Collected data ▸
━━━━━━━━━━━━━━━━

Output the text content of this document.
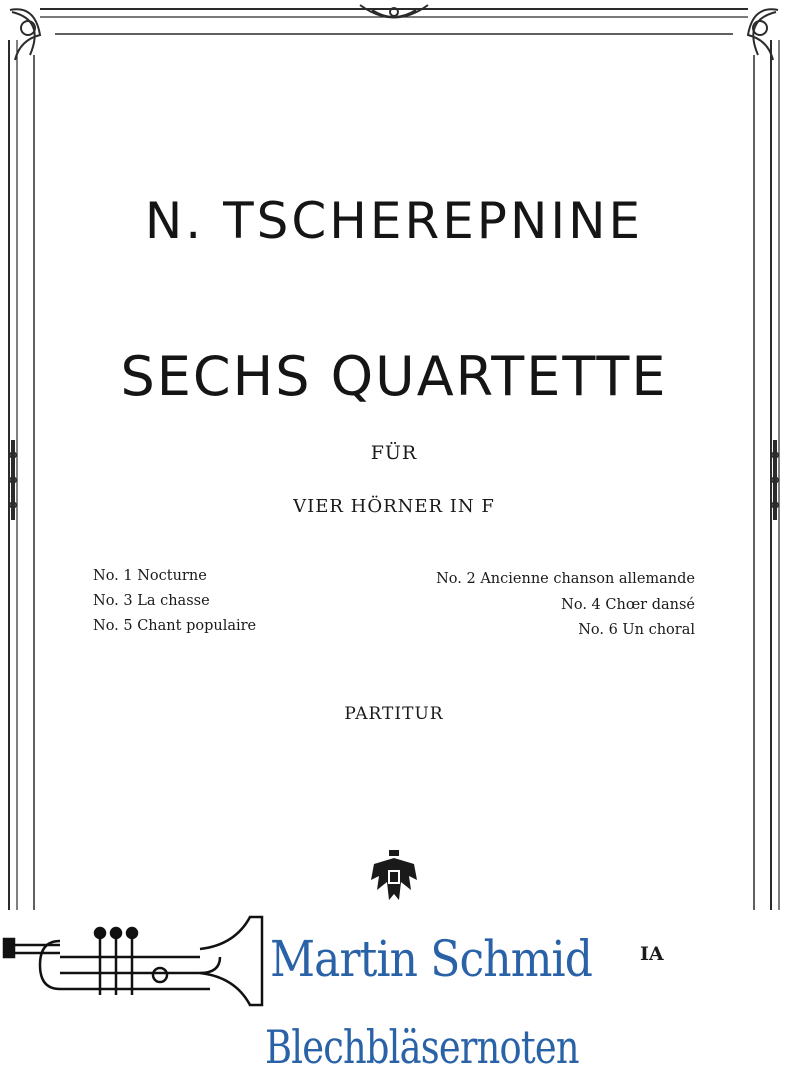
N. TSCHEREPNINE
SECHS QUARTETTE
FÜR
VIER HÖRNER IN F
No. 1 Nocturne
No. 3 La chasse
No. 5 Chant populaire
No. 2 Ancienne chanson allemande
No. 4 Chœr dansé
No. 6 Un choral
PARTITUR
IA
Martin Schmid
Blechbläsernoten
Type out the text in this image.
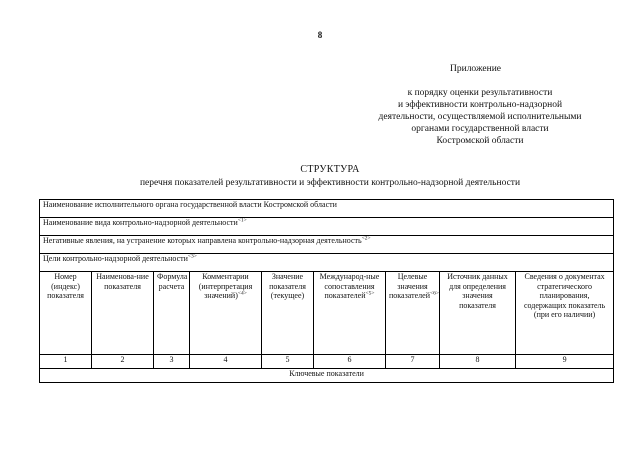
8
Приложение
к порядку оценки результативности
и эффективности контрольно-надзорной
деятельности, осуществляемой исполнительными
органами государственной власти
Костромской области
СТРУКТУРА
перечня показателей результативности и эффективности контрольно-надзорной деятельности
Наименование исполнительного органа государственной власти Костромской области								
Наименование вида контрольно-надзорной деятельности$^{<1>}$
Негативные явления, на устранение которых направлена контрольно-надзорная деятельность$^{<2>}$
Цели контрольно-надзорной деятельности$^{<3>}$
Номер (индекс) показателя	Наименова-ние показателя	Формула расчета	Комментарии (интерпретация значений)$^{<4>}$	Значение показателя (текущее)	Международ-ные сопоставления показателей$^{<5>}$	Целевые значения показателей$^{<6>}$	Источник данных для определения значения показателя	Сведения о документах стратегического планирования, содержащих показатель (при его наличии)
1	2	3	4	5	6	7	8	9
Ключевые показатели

━━━━━━━━━━━━━━━━

Exercise ▸ Copy out every line in the entries above that holds "this".

Task output ▸
Output the text content of this document.
Type out the text in this image.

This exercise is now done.